- _Set task_: The data below should be printed in full, exactly, and without any of its images.
============================================================
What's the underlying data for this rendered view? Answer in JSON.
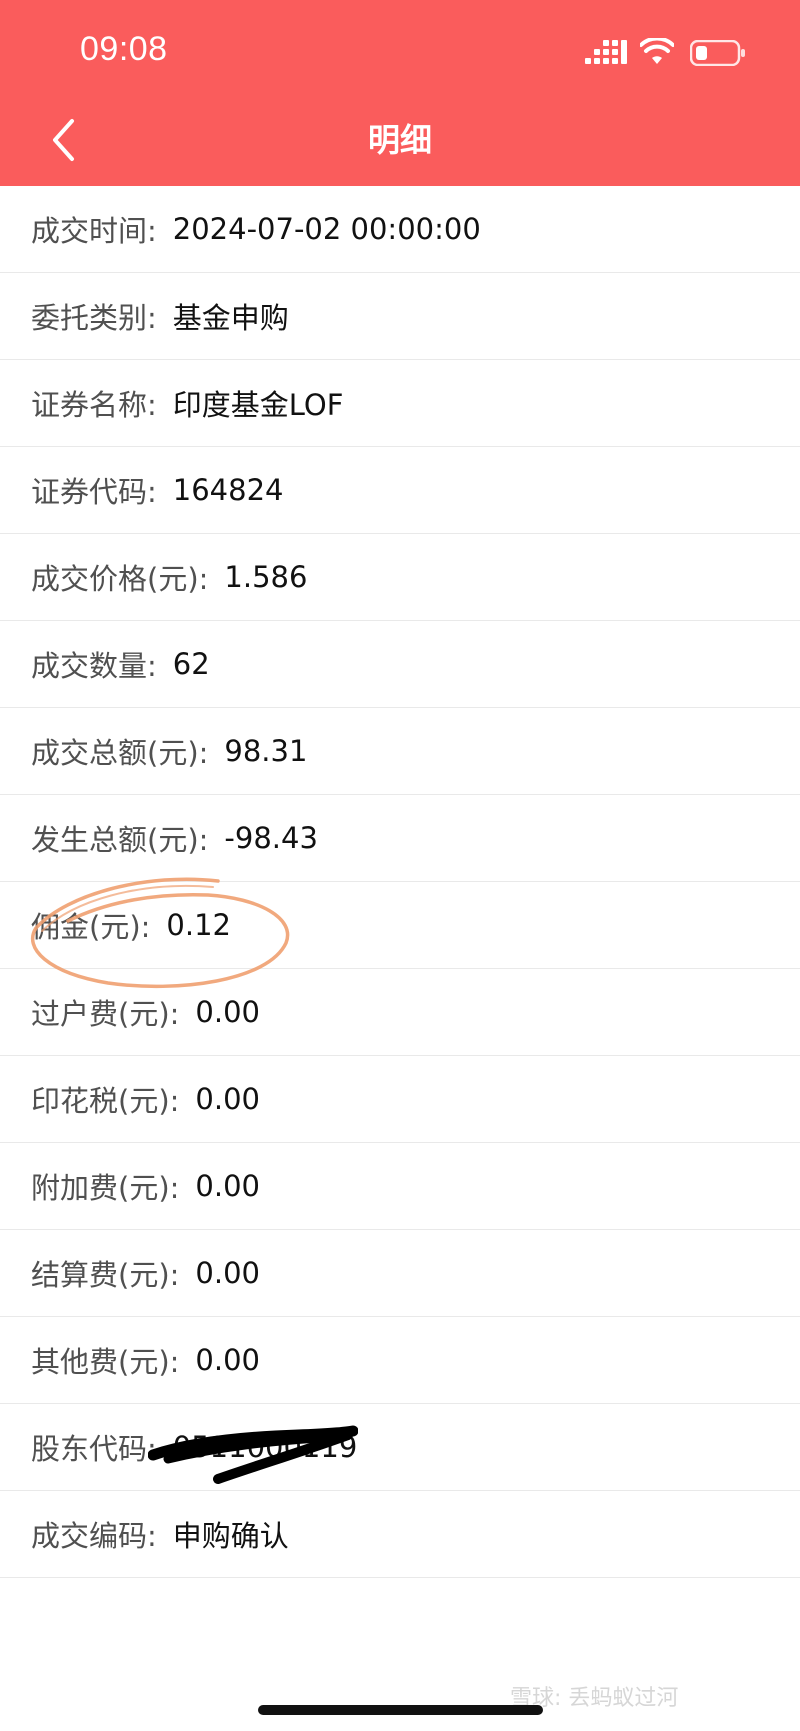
{
  "status_bar": {
    "time": "09:08"
  },
  "nav": {
    "title": "明细"
  },
  "rows": [
    {
      "label": "成交时间:",
      "value": "2024-07-02 00:00:00"
    },
    {
      "label": "委托类别:",
      "value": "基金申购"
    },
    {
      "label": "证券名称:",
      "value": "印度基金LOF"
    },
    {
      "label": "证券代码:",
      "value": "164824"
    },
    {
      "label": "成交价格(元):",
      "value": "1.586"
    },
    {
      "label": "成交数量:",
      "value": "62"
    },
    {
      "label": "成交总额(元):",
      "value": "98.31"
    },
    {
      "label": "发生总额(元):",
      "value": "-98.43"
    },
    {
      "label": "佣金(元):",
      "value": "0.12"
    },
    {
      "label": "过户费(元):",
      "value": "0.00"
    },
    {
      "label": "印花税(元):",
      "value": "0.00"
    },
    {
      "label": "附加费(元):",
      "value": "0.00"
    },
    {
      "label": "结算费(元):",
      "value": "0.00"
    },
    {
      "label": "其他费(元):",
      "value": "0.00"
    },
    {
      "label": "股东代码:",
      "value": "0511000119"
    },
    {
      "label": "成交编码:",
      "value": "申购确认"
    }
  ],
  "watermark": "雪球: 丢蚂蚁过河",
  "colors": {
    "header": "#fa5c5c",
    "annotation": "#f0a070"
  }
}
============================================================
- _Task output_:
What's the underlying data for this rendered view? Answer in JSON.
{
  "status_bar": {
    "time": "09:08"
  },
  "nav": {
    "title": "明细"
  },
  "rows": [
    {
      "label": "成交时间:",
      "value": "2024-07-02 00:00:00"
    },
    {
      "label": "委托类别:",
      "value": "基金申购"
    },
    {
      "label": "证券名称:",
      "value": "印度基金LOF"
    },
    {
      "label": "证券代码:",
      "value": "164824"
    },
    {
      "label": "成交价格(元):",
      "value": "1.586"
    },
    {
      "label": "成交数量:",
      "value": "62"
    },
    {
      "label": "成交总额(元):",
      "value": "98.31"
    },
    {
      "label": "发生总额(元):",
      "value": "-98.43"
    },
    {
      "label": "佣金(元):",
      "value": "0.12"
    },
    {
      "label": "过户费(元):",
      "value": "0.00"
    },
    {
      "label": "印花税(元):",
      "value": "0.00"
    },
    {
      "label": "附加费(元):",
      "value": "0.00"
    },
    {
      "label": "结算费(元):",
      "value": "0.00"
    },
    {
      "label": "其他费(元):",
      "value": "0.00"
    },
    {
      "label": "股东代码:",
      "value": "0511000119"
    },
    {
      "label": "成交编码:",
      "value": "申购确认"
    }
  ],
  "watermark": "雪球: 丢蚂蚁过河",
  "colors": {
    "header": "#fa5c5c",
    "annotation": "#f0a070"
  }
}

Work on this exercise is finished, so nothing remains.